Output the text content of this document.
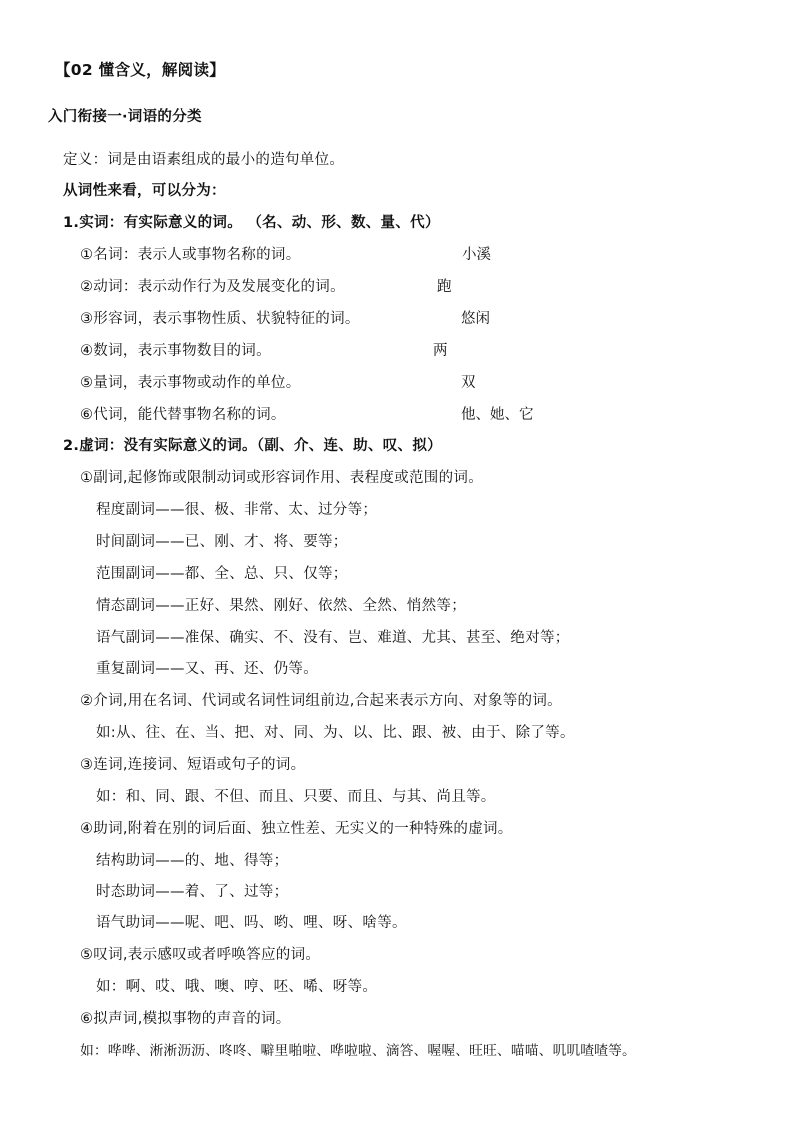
【02 懂含义，解阅读】
入门衔接一·词语的分类
定义：词是由语素组成的最小的造句单位。
从词性来看，可以分为：
1.实词：有实际意义的词。 （名、动、形、数、量、代）
①名词：表示人或事物名称的词。	小溪
②动词：表示动作行为及发展变化的词。	跑
③形容词，表示事物性质、状貌特征的词。	悠闲
④数词，表示事物数目的词。	两
⑤量词，表示事物或动作的单位。	双
⑥代词，能代替事物名称的词。	他、她、它
2.虚词：没有实际意义的词。（副、介、连、助、叹、拟）
①副词,起修饰或限制动词或形容词作用、表程度或范围的词。
程度副词——很、极、非常、太、过分等；
时间副词——已、刚、才、将、要等；
范围副词——都、全、总、只、仅等；
情态副词——正好、果然、刚好、依然、全然、悄然等；
语气副词——准保、确实、不、没有、岂、难道、尤其、甚至、绝对等；
重复副词——又、再、还、仍等。
②介词,用在名词、代词或名词性词组前边,合起来表示方向、对象等的词。
如:从、往、在、当、把、对、同、为、以、比、跟、被、由于、除了等。
③连词,连接词、短语或句子的词。
如：和、同、跟、不但、而且、只要、而且、与其、尚且等。
④助词,附着在别的词后面、独立性差、无实义的一种特殊的虚词。
结构助词——的、地、得等；
时态助词——着、了、过等；
语气助词——呢、吧、吗、哟、哩、呀、啥等。
⑤叹词,表示感叹或者呼唤答应的词。
如：啊、哎、哦、噢、哼、呸、唏、呀等。
⑥拟声词,模拟事物的声音的词。
如：哗哗、淅淅沥沥、咚咚、噼里啪啦、哗啦啦、滴答、喔喔、旺旺、喵喵、叽叽喳喳等。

Given instruction: Set the pictures aside and transcribe the data above exactly.

Final result:
Output the text content of this document.
【02 懂含义，解阅读】
入门衔接一·词语的分类
定义：词是由语素组成的最小的造句单位。
从词性来看，可以分为：
1.实词：有实际意义的词。 （名、动、形、数、量、代）
①名词：表示人或事物名称的词。	小溪
②动词：表示动作行为及发展变化的词。	跑
③形容词，表示事物性质、状貌特征的词。	悠闲
④数词，表示事物数目的词。	两
⑤量词，表示事物或动作的单位。	双
⑥代词，能代替事物名称的词。	他、她、它
2.虚词：没有实际意义的词。（副、介、连、助、叹、拟）
①副词,起修饰或限制动词或形容词作用、表程度或范围的词。
程度副词——很、极、非常、太、过分等；
时间副词——已、刚、才、将、要等；
范围副词——都、全、总、只、仅等；
情态副词——正好、果然、刚好、依然、全然、悄然等；
语气副词——准保、确实、不、没有、岂、难道、尤其、甚至、绝对等；
重复副词——又、再、还、仍等。
②介词,用在名词、代词或名词性词组前边,合起来表示方向、对象等的词。
如:从、往、在、当、把、对、同、为、以、比、跟、被、由于、除了等。
③连词,连接词、短语或句子的词。
如：和、同、跟、不但、而且、只要、而且、与其、尚且等。
④助词,附着在别的词后面、独立性差、无实义的一种特殊的虚词。
结构助词——的、地、得等；
时态助词——着、了、过等；
语气助词——呢、吧、吗、哟、哩、呀、啥等。
⑤叹词,表示感叹或者呼唤答应的词。
如：啊、哎、哦、噢、哼、呸、唏、呀等。
⑥拟声词,模拟事物的声音的词。
如：哗哗、淅淅沥沥、咚咚、噼里啪啦、哗啦啦、滴答、喔喔、旺旺、喵喵、叽叽喳喳等。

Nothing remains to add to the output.